━━━━━ Records for this exercise
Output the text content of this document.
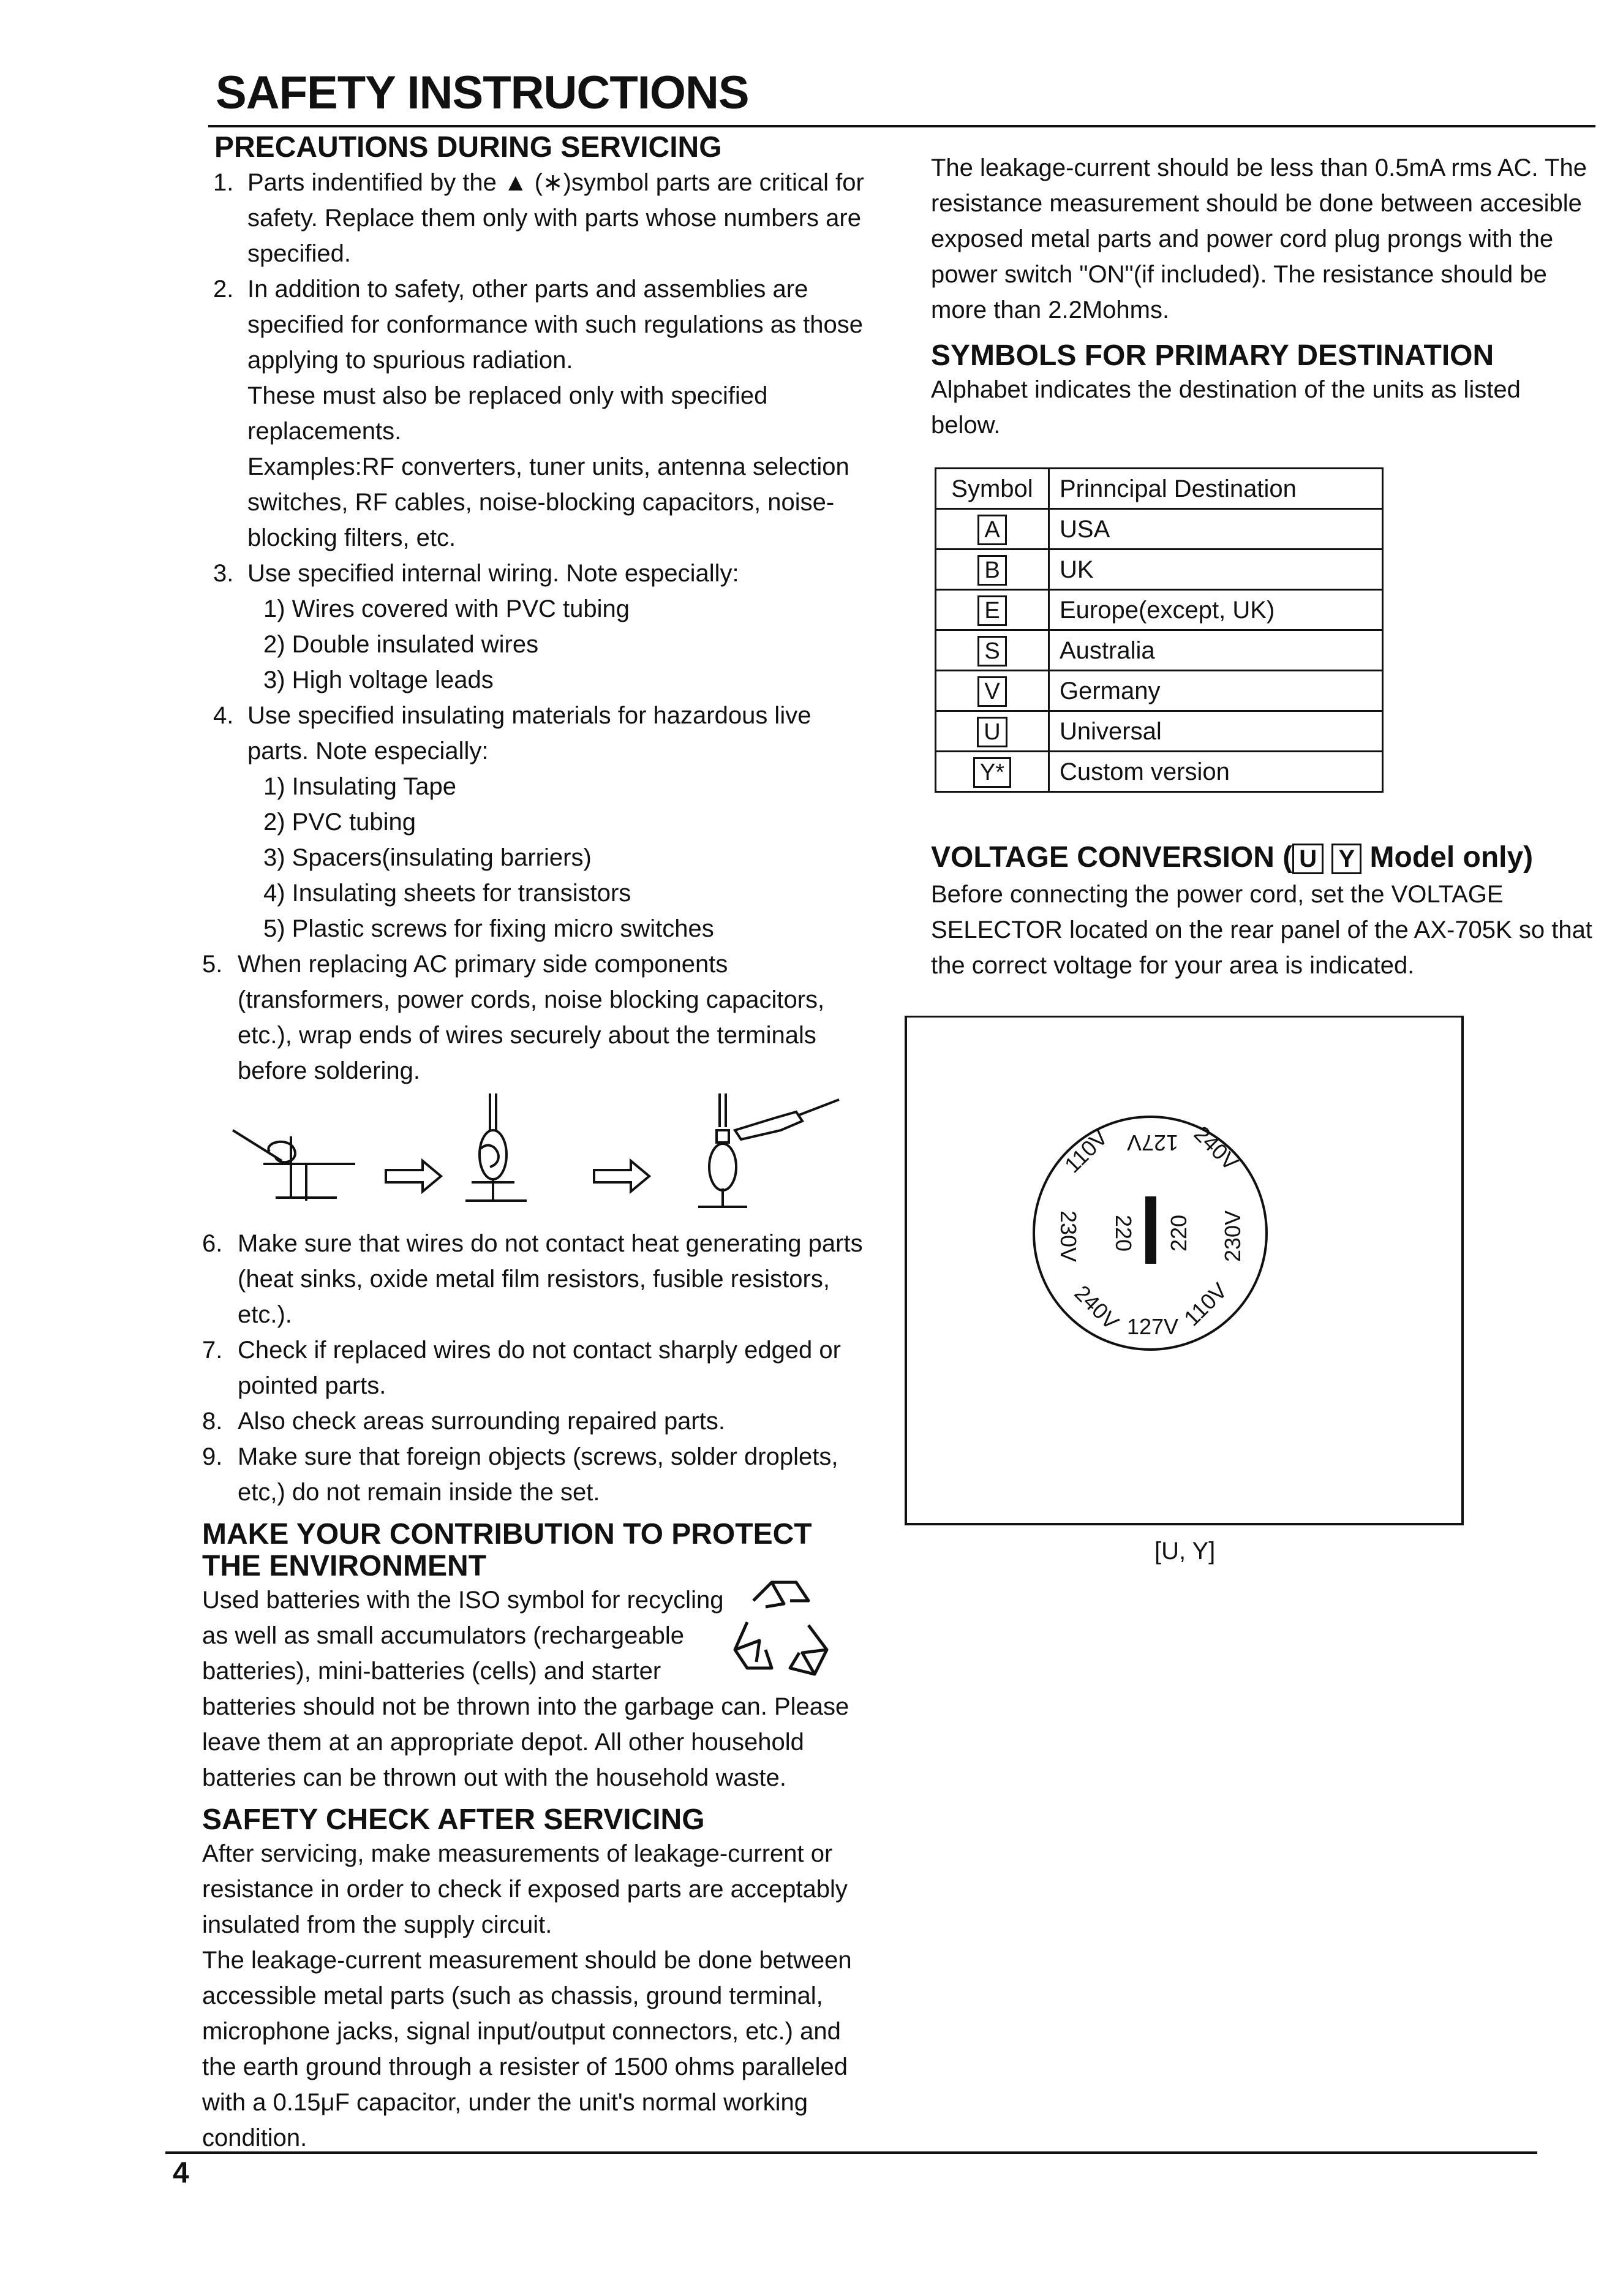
SAFETY INSTRUCTIONS
PRECAUTIONS DURING SERVICING
1. Parts indentified by the ▲ (∗)symbol parts are critical for safety. Replace them only with parts whose numbers are specified.

2. In addition to safety, other parts and assemblies are specified for conformance with such regulations as those applying to spurious radiation.

These must also be replaced only with specified replacements.

Examples:RF converters, tuner units, antenna selection switches, RF cables, noise-blocking capacitors, noise-blocking filters, etc.

3. Use specified internal wiring. Note especially:

1) Wires covered with PVC tubing

2) Double insulated wires

3) High voltage leads

4. Use specified insulating materials for hazardous live parts. Note especially:

1) Insulating Tape

2) PVC tubing

3) Spacers(insulating barriers)

4) Insulating sheets for transistors

5) Plastic screws for fixing micro switches

5. When replacing AC primary side components (transformers, power cords, noise blocking capacitors, etc.), wrap ends of wires securely about the terminals before soldering.

6. Make sure that wires do not contact heat generating parts (heat sinks, oxide metal film resistors, fusible resistors, etc.).

7. Check if replaced wires do not contact sharply edged or pointed parts.

8. Also check areas surrounding repaired parts.

9. Make sure that foreign objects (screws, solder droplets, etc,) do not remain inside the set.

MAKE YOUR CONTRIBUTION TO PROTECT
THE ENVIRONMENT

Used batteries with the ISO symbol for recycling as well as small accumulators (rechargeable batteries), mini-batteries (cells) and starter

batteries should not be thrown into the garbage can. Please leave them at an appropriate depot. All other household batteries can be thrown out with the household waste.

SAFETY CHECK AFTER SERVICING

After servicing, make measurements of leakage-current or resistance in order to check if exposed parts are acceptably insulated from the supply circuit.

The leakage-current measurement should be done between accessible metal parts (such as chassis, ground terminal, microphone jacks, signal input/output connectors, etc.) and the earth ground through a resister of 1500 ohms paralleled with a 0.15μF capacitor, under the unit's normal working condition.

The leakage-current should be less than 0.5mA rms AC. The resistance measurement should be done between accesible exposed metal parts and power cord plug prongs with the power switch "ON"(if included). The resistance should be more than 2.2Mohms.

SYMBOLS FOR PRIMARY DESTINATION

Alphabet indicates the destination of the units as listed below.

Symbol	Prinncipal Destination
A	USA
B	UK
E	Europe(except, UK)
S	Australia
V	Germany
U	Universal
Y*	Custom version
VOLTAGE CONVERSION ( U Y Model only)

Before connecting the power cord, set the VOLTAGE SELECTOR located on the rear panel of the AX-705K so that the correct voltage for your area is indicated.

110V 127V 240V
230V	230V
220 220
240V 127V 110V
[U, Y]
4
━━━━━━━━━━
Your task - State only the count of lines above that hold the string "other".

Solved problem - 2